- [Work required]: List every line in this data where the string "name" occurs.

◆ ◆ ◆

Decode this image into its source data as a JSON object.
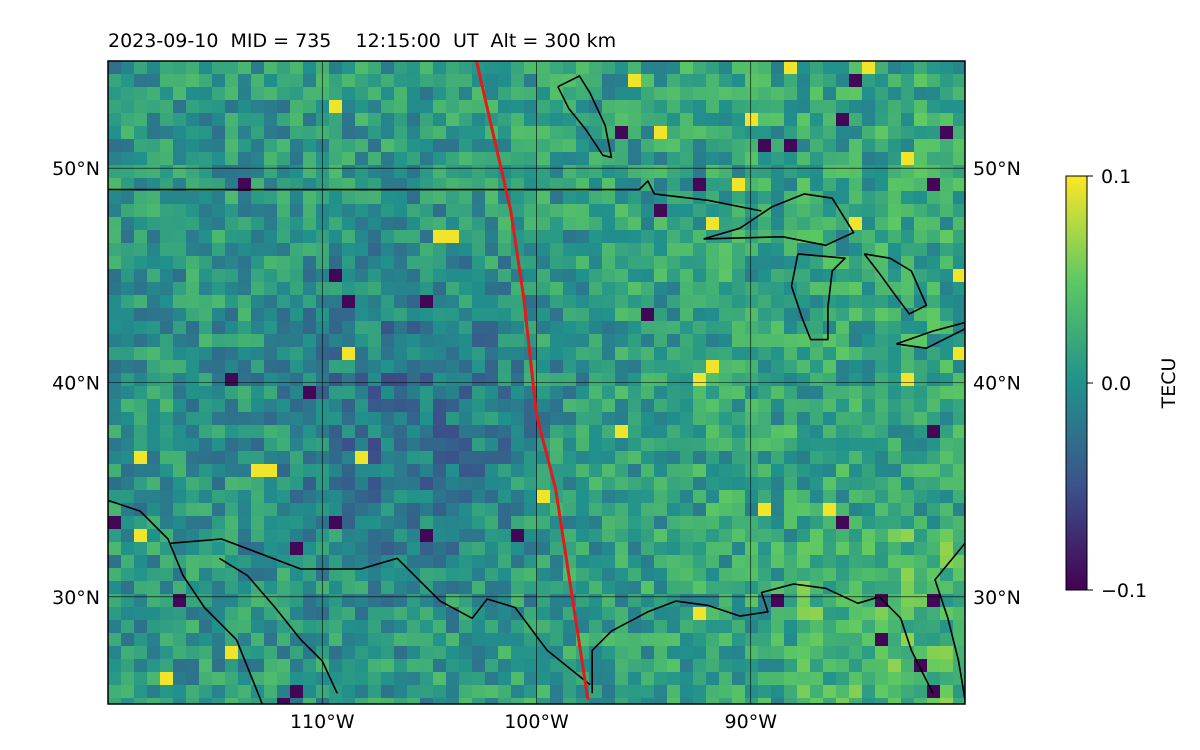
{
  "title": "2023-09-10  MID = 735    12:15:00  UT  Alt = 300 km",
  "map": {
    "lon_range": [
      -120,
      -80
    ],
    "lat_range": [
      25,
      55
    ],
    "lon_ticks": [
      {
        "value": -110,
        "label": "110°W"
      },
      {
        "value": -100,
        "label": "100°W"
      },
      {
        "value": -90,
        "label": "90°W"
      }
    ],
    "lat_ticks": [
      {
        "value": 50,
        "label": "50°N"
      },
      {
        "value": 40,
        "label": "40°N"
      },
      {
        "value": 30,
        "label": "30°N"
      }
    ],
    "grid": true,
    "field": {
      "name": "TECU",
      "range": [
        -0.1,
        0.1
      ],
      "colormap": [
        "#440154",
        "#3b528b",
        "#21918c",
        "#5ec962",
        "#fde725"
      ]
    },
    "track": {
      "color": "#e31a1c",
      "points": [
        [
          -102.8,
          55
        ],
        [
          -101.2,
          48
        ],
        [
          -100.6,
          44
        ],
        [
          -100.0,
          38.5
        ],
        [
          -99.1,
          35
        ],
        [
          -97.6,
          25.2
        ]
      ]
    },
    "features": [
      {
        "name": "us-canada-border",
        "points": [
          [
            -120,
            49
          ],
          [
            -95.2,
            49
          ],
          [
            -94.8,
            49.4
          ],
          [
            -94.5,
            48.8
          ],
          [
            -92,
            48.5
          ],
          [
            -89.5,
            48
          ]
        ]
      },
      {
        "name": "lake-superior",
        "points": [
          [
            -92.2,
            46.7
          ],
          [
            -90.5,
            47.2
          ],
          [
            -89,
            48.2
          ],
          [
            -87.5,
            48.8
          ],
          [
            -86.2,
            48.6
          ],
          [
            -85.2,
            47
          ],
          [
            -86.5,
            46.4
          ],
          [
            -88.5,
            46.8
          ],
          [
            -92.2,
            46.7
          ]
        ]
      },
      {
        "name": "lake-michigan",
        "points": [
          [
            -87.8,
            46
          ],
          [
            -88.1,
            44.5
          ],
          [
            -87.6,
            43
          ],
          [
            -87.2,
            42
          ],
          [
            -86.4,
            42
          ],
          [
            -86.4,
            43.5
          ],
          [
            -86.2,
            45.2
          ],
          [
            -85.6,
            45.8
          ],
          [
            -87.8,
            46
          ]
        ]
      },
      {
        "name": "lake-huron",
        "points": [
          [
            -84.7,
            46
          ],
          [
            -83.5,
            45.8
          ],
          [
            -82.5,
            45.2
          ],
          [
            -81.8,
            43.6
          ],
          [
            -82.6,
            43.2
          ],
          [
            -83.2,
            44
          ],
          [
            -84,
            45.1
          ],
          [
            -84.7,
            46
          ]
        ]
      },
      {
        "name": "lake-erie",
        "points": [
          [
            -83.2,
            41.8
          ],
          [
            -81.5,
            42.4
          ],
          [
            -80,
            42.8
          ],
          [
            -80,
            42.5
          ],
          [
            -81.8,
            41.6
          ],
          [
            -83.2,
            41.8
          ]
        ]
      },
      {
        "name": "lake-winnipeg",
        "points": [
          [
            -99,
            53.8
          ],
          [
            -98,
            54.3
          ],
          [
            -97.5,
            53.5
          ],
          [
            -96.8,
            52
          ],
          [
            -96.5,
            50.5
          ],
          [
            -96.9,
            50.6
          ],
          [
            -97.7,
            51.8
          ],
          [
            -98.5,
            52.8
          ],
          [
            -99,
            53.8
          ]
        ]
      },
      {
        "name": "us-mexico-border",
        "points": [
          [
            -117.1,
            32.5
          ],
          [
            -114.7,
            32.7
          ],
          [
            -111,
            31.3
          ],
          [
            -108.2,
            31.3
          ],
          [
            -106.5,
            31.8
          ],
          [
            -104.5,
            29.8
          ],
          [
            -103,
            29
          ],
          [
            -102.3,
            29.9
          ],
          [
            -101,
            29.5
          ],
          [
            -99.5,
            27.5
          ],
          [
            -97.5,
            25.9
          ]
        ]
      },
      {
        "name": "gulf-coast",
        "points": [
          [
            -97.4,
            25.5
          ],
          [
            -97.4,
            27.5
          ],
          [
            -96.5,
            28.4
          ],
          [
            -94.8,
            29.3
          ],
          [
            -93.5,
            29.8
          ],
          [
            -92,
            29.6
          ],
          [
            -90.5,
            29.1
          ],
          [
            -89.2,
            29.3
          ],
          [
            -89.5,
            30.2
          ],
          [
            -88,
            30.6
          ],
          [
            -86.5,
            30.4
          ],
          [
            -85,
            29.7
          ],
          [
            -84,
            30
          ],
          [
            -83,
            29
          ],
          [
            -82.5,
            27.5
          ],
          [
            -81.5,
            25.5
          ]
        ]
      },
      {
        "name": "florida-east-coast",
        "points": [
          [
            -80,
            25.2
          ],
          [
            -80.3,
            27
          ],
          [
            -80.8,
            29
          ],
          [
            -81.4,
            30.8
          ],
          [
            -80,
            32.5
          ]
        ]
      },
      {
        "name": "baja-coast",
        "points": [
          [
            -120,
            34.5
          ],
          [
            -118.5,
            34
          ],
          [
            -117.2,
            32.7
          ],
          [
            -116.5,
            31
          ],
          [
            -115.5,
            29.5
          ],
          [
            -114,
            28
          ],
          [
            -112.8,
            25
          ]
        ]
      },
      {
        "name": "sonora-coast",
        "points": [
          [
            -114.8,
            31.8
          ],
          [
            -113.5,
            31
          ],
          [
            -112.2,
            29.5
          ],
          [
            -111,
            28
          ],
          [
            -110,
            27
          ],
          [
            -109.3,
            25.5
          ]
        ]
      }
    ]
  },
  "colorbar": {
    "label": "TECU",
    "ticks": [
      {
        "value": 0.1,
        "label": "0.1"
      },
      {
        "value": 0.0,
        "label": "0.0"
      },
      {
        "value": -0.1,
        "label": "−0.1"
      }
    ]
  }
}
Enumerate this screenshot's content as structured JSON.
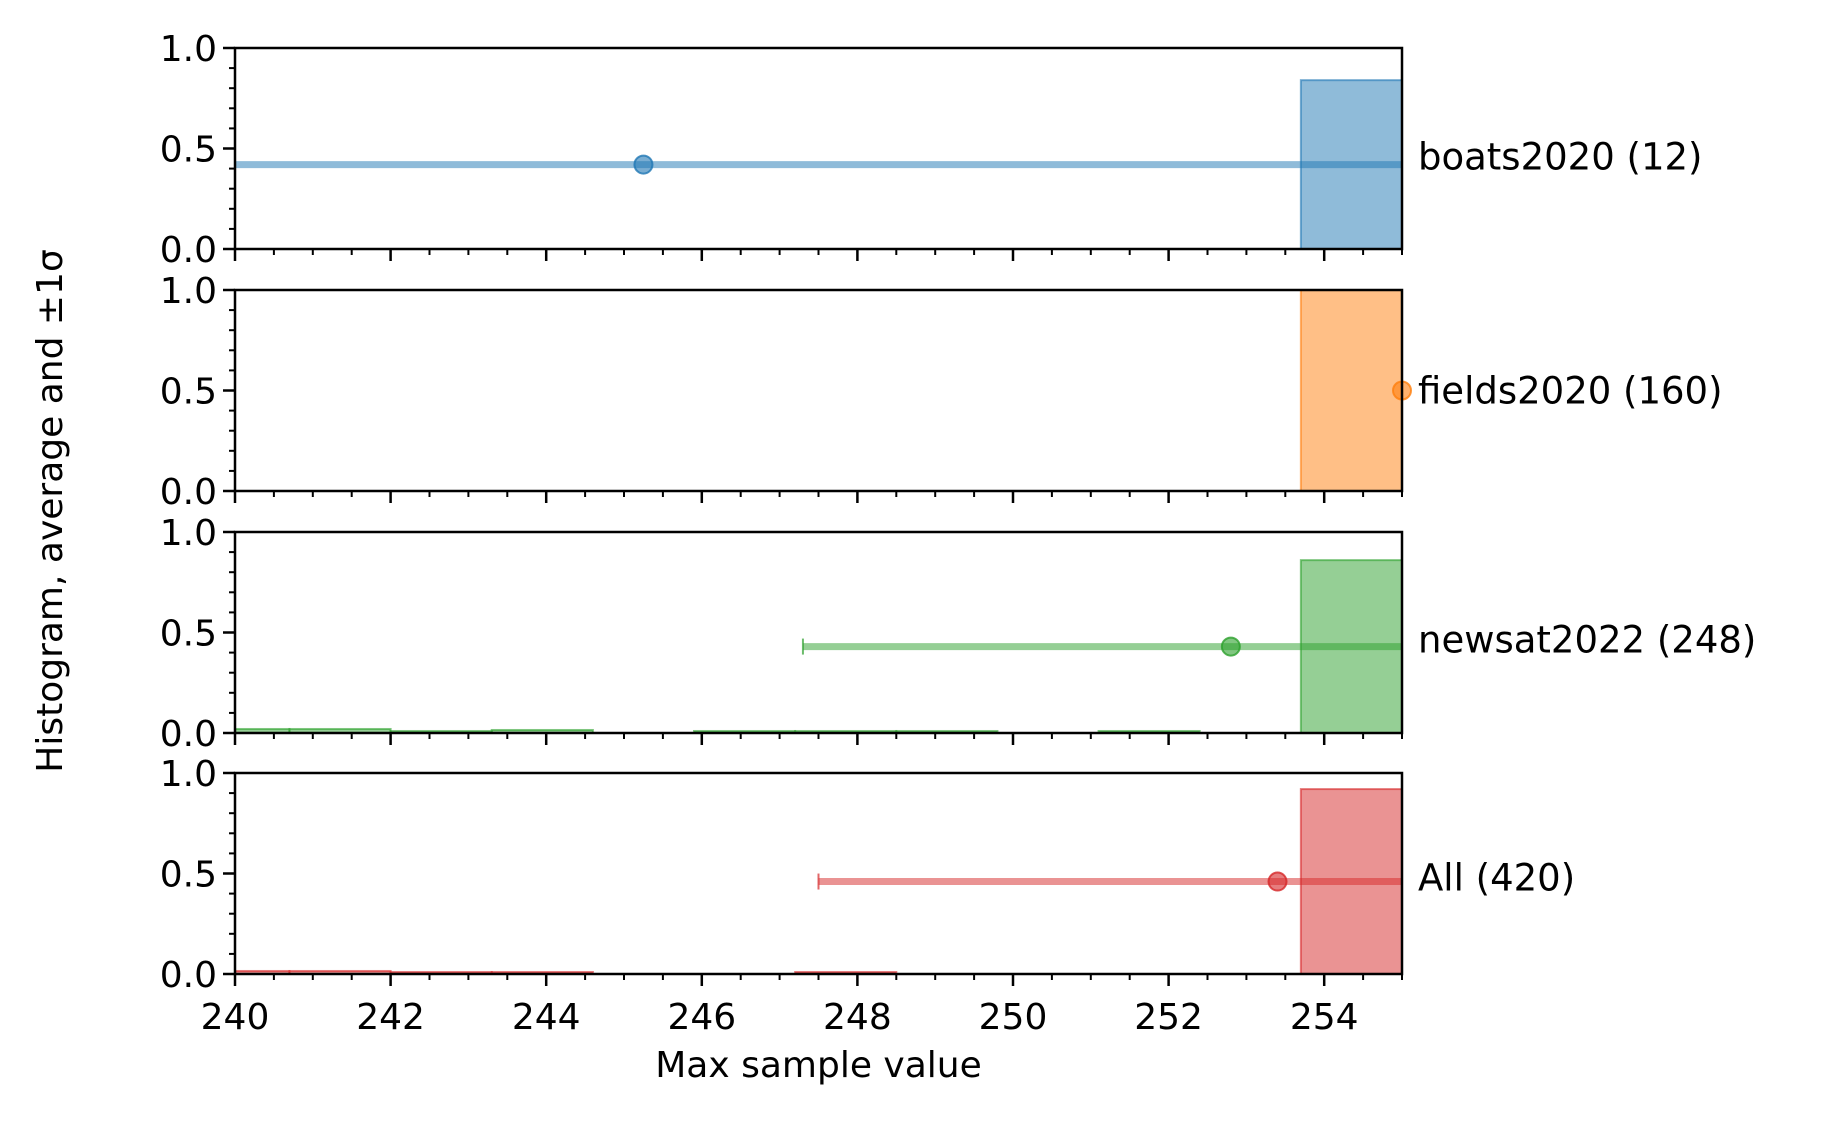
{
  "chart_data": {
    "type": "bar",
    "xlabel": "Max sample value",
    "ylabel": "Histogram, average and ±1σ",
    "xlim": [
      240,
      255
    ],
    "ylim": [
      0,
      1
    ],
    "x_ticks": [
      "240",
      "242",
      "244",
      "246",
      "248",
      "250",
      "252",
      "254"
    ],
    "y_ticks": [
      "0.0",
      "0.5",
      "1.0"
    ],
    "grid": false,
    "legend": "none",
    "panels": [
      {
        "label": "boats2020 (12)",
        "color": "#1f77b4",
        "histogram": [
          {
            "x0": 253.7,
            "x1": 255,
            "value": 0.84
          }
        ],
        "mean": 245.25,
        "std_low": 240,
        "std_high": 255,
        "marker_y": 0.42
      },
      {
        "label": "fields2020 (160)",
        "color": "#ff7f0e",
        "histogram": [
          {
            "x0": 253.7,
            "x1": 255,
            "value": 1.0
          }
        ],
        "mean": 255,
        "std_low": 255,
        "std_high": 255,
        "marker_y": 0.5
      },
      {
        "label": "newsat2022 (248)",
        "color": "#2ca02c",
        "histogram": [
          {
            "x0": 240,
            "x1": 240.7,
            "value": 0.02
          },
          {
            "x0": 240.7,
            "x1": 242,
            "value": 0.02
          },
          {
            "x0": 242,
            "x1": 243.3,
            "value": 0.01
          },
          {
            "x0": 243.3,
            "x1": 244.6,
            "value": 0.015
          },
          {
            "x0": 245.9,
            "x1": 247.2,
            "value": 0.01
          },
          {
            "x0": 247.2,
            "x1": 248.5,
            "value": 0.01
          },
          {
            "x0": 248.5,
            "x1": 249.8,
            "value": 0.01
          },
          {
            "x0": 251.1,
            "x1": 252.4,
            "value": 0.01
          },
          {
            "x0": 253.7,
            "x1": 255,
            "value": 0.86
          }
        ],
        "mean": 252.8,
        "std_low": 247.3,
        "std_high": 255,
        "marker_y": 0.43
      },
      {
        "label": "All (420)",
        "color": "#d62728",
        "histogram": [
          {
            "x0": 240,
            "x1": 240.7,
            "value": 0.015
          },
          {
            "x0": 240.7,
            "x1": 242,
            "value": 0.015
          },
          {
            "x0": 242,
            "x1": 243.3,
            "value": 0.01
          },
          {
            "x0": 243.3,
            "x1": 244.6,
            "value": 0.01
          },
          {
            "x0": 247.2,
            "x1": 248.5,
            "value": 0.01
          },
          {
            "x0": 253.7,
            "x1": 255,
            "value": 0.92
          }
        ],
        "mean": 253.4,
        "std_low": 247.5,
        "std_high": 255,
        "marker_y": 0.46
      }
    ]
  }
}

◆ ◆ ◆

- [Task solution]:
      "name": "TECU",
        "name": "us-canada-border",
        "name": "lake-superior",
        "name": "lake-michigan",
        "name": "lake-huron",
        "name": "lake-erie",
        "name": "lake-winnipeg",
        "name": "us-mexico-border",
        "name": "gulf-coast",
        "name": "florida-east-coast",
        "name": "baja-coast",
        "name": "sonora-coast",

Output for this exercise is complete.